REQUEST
Return each line of the data below verbatim; pictures are to be left out.

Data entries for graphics
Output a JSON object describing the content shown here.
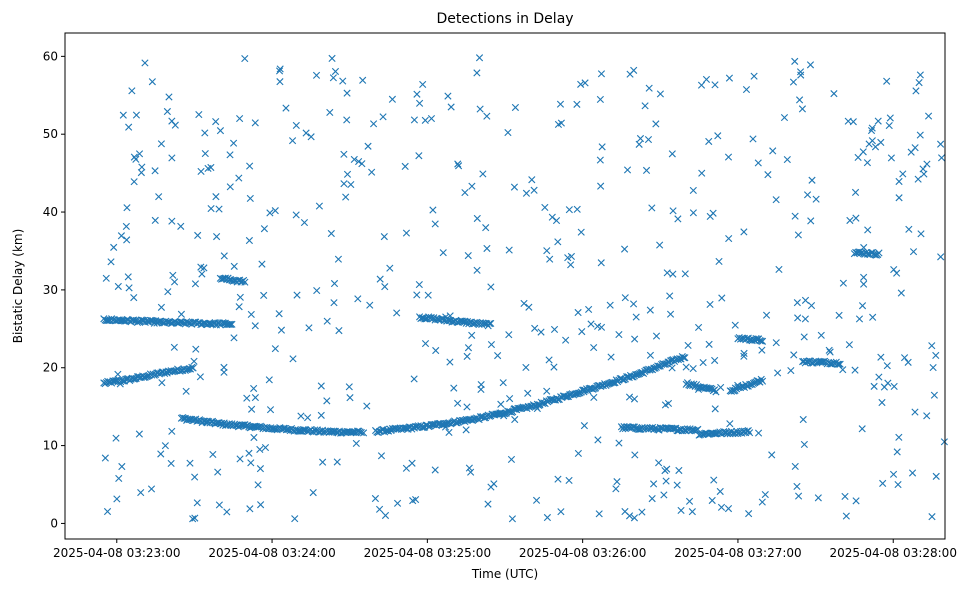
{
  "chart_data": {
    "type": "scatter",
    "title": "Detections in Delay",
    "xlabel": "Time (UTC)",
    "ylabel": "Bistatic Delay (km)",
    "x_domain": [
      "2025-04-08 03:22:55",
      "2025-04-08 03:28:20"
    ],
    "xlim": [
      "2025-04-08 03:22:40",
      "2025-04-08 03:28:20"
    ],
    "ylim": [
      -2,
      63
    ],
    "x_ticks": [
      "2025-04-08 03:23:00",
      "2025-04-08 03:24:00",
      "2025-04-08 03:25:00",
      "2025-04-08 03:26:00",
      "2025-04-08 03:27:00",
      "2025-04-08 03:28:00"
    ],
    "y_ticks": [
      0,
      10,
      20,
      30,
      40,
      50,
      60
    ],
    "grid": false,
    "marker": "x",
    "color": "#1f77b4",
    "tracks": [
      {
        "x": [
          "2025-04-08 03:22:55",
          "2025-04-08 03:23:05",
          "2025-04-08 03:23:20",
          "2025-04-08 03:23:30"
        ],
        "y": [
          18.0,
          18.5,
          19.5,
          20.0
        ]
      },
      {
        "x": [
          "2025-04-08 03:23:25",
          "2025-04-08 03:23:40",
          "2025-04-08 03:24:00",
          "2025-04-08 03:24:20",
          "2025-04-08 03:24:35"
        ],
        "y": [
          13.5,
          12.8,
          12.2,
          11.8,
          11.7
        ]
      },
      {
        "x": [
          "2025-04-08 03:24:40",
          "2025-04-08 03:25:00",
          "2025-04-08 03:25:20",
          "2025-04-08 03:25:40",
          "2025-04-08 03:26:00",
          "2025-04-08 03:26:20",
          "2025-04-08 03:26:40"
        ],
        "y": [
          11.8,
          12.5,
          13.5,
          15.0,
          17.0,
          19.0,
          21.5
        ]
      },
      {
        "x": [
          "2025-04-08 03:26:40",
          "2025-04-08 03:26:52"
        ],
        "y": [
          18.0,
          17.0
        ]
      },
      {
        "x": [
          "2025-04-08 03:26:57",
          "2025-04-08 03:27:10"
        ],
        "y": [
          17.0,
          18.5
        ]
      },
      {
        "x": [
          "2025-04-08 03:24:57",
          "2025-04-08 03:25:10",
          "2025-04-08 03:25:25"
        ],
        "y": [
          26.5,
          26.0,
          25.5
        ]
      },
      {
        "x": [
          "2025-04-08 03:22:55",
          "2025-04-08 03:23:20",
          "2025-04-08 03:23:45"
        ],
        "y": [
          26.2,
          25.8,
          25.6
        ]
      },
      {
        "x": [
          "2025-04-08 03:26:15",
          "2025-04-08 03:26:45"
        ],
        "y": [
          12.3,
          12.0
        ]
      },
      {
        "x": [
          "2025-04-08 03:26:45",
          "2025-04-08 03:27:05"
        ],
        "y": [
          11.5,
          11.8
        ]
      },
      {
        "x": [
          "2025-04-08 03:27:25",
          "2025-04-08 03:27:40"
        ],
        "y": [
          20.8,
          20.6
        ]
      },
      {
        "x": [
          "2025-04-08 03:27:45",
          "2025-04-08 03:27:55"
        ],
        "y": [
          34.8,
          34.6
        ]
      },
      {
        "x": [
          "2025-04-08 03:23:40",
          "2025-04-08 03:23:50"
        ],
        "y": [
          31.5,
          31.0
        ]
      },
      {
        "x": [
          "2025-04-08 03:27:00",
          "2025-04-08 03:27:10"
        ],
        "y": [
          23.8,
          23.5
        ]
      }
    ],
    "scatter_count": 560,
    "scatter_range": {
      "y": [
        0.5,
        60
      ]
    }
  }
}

THE RESULT
Output a JSON object describing the content shown here.
{
  "chart_data": {
    "type": "scatter",
    "title": "Detections in Delay",
    "xlabel": "Time (UTC)",
    "ylabel": "Bistatic Delay (km)",
    "x_domain": [
      "2025-04-08 03:22:55",
      "2025-04-08 03:28:20"
    ],
    "xlim": [
      "2025-04-08 03:22:40",
      "2025-04-08 03:28:20"
    ],
    "ylim": [
      -2,
      63
    ],
    "x_ticks": [
      "2025-04-08 03:23:00",
      "2025-04-08 03:24:00",
      "2025-04-08 03:25:00",
      "2025-04-08 03:26:00",
      "2025-04-08 03:27:00",
      "2025-04-08 03:28:00"
    ],
    "y_ticks": [
      0,
      10,
      20,
      30,
      40,
      50,
      60
    ],
    "grid": false,
    "marker": "x",
    "color": "#1f77b4",
    "tracks": [
      {
        "x": [
          "2025-04-08 03:22:55",
          "2025-04-08 03:23:05",
          "2025-04-08 03:23:20",
          "2025-04-08 03:23:30"
        ],
        "y": [
          18.0,
          18.5,
          19.5,
          20.0
        ]
      },
      {
        "x": [
          "2025-04-08 03:23:25",
          "2025-04-08 03:23:40",
          "2025-04-08 03:24:00",
          "2025-04-08 03:24:20",
          "2025-04-08 03:24:35"
        ],
        "y": [
          13.5,
          12.8,
          12.2,
          11.8,
          11.7
        ]
      },
      {
        "x": [
          "2025-04-08 03:24:40",
          "2025-04-08 03:25:00",
          "2025-04-08 03:25:20",
          "2025-04-08 03:25:40",
          "2025-04-08 03:26:00",
          "2025-04-08 03:26:20",
          "2025-04-08 03:26:40"
        ],
        "y": [
          11.8,
          12.5,
          13.5,
          15.0,
          17.0,
          19.0,
          21.5
        ]
      },
      {
        "x": [
          "2025-04-08 03:26:40",
          "2025-04-08 03:26:52"
        ],
        "y": [
          18.0,
          17.0
        ]
      },
      {
        "x": [
          "2025-04-08 03:26:57",
          "2025-04-08 03:27:10"
        ],
        "y": [
          17.0,
          18.5
        ]
      },
      {
        "x": [
          "2025-04-08 03:24:57",
          "2025-04-08 03:25:10",
          "2025-04-08 03:25:25"
        ],
        "y": [
          26.5,
          26.0,
          25.5
        ]
      },
      {
        "x": [
          "2025-04-08 03:22:55",
          "2025-04-08 03:23:20",
          "2025-04-08 03:23:45"
        ],
        "y": [
          26.2,
          25.8,
          25.6
        ]
      },
      {
        "x": [
          "2025-04-08 03:26:15",
          "2025-04-08 03:26:45"
        ],
        "y": [
          12.3,
          12.0
        ]
      },
      {
        "x": [
          "2025-04-08 03:26:45",
          "2025-04-08 03:27:05"
        ],
        "y": [
          11.5,
          11.8
        ]
      },
      {
        "x": [
          "2025-04-08 03:27:25",
          "2025-04-08 03:27:40"
        ],
        "y": [
          20.8,
          20.6
        ]
      },
      {
        "x": [
          "2025-04-08 03:27:45",
          "2025-04-08 03:27:55"
        ],
        "y": [
          34.8,
          34.6
        ]
      },
      {
        "x": [
          "2025-04-08 03:23:40",
          "2025-04-08 03:23:50"
        ],
        "y": [
          31.5,
          31.0
        ]
      },
      {
        "x": [
          "2025-04-08 03:27:00",
          "2025-04-08 03:27:10"
        ],
        "y": [
          23.8,
          23.5
        ]
      }
    ],
    "scatter_count": 560,
    "scatter_range": {
      "y": [
        0.5,
        60
      ]
    }
  }
}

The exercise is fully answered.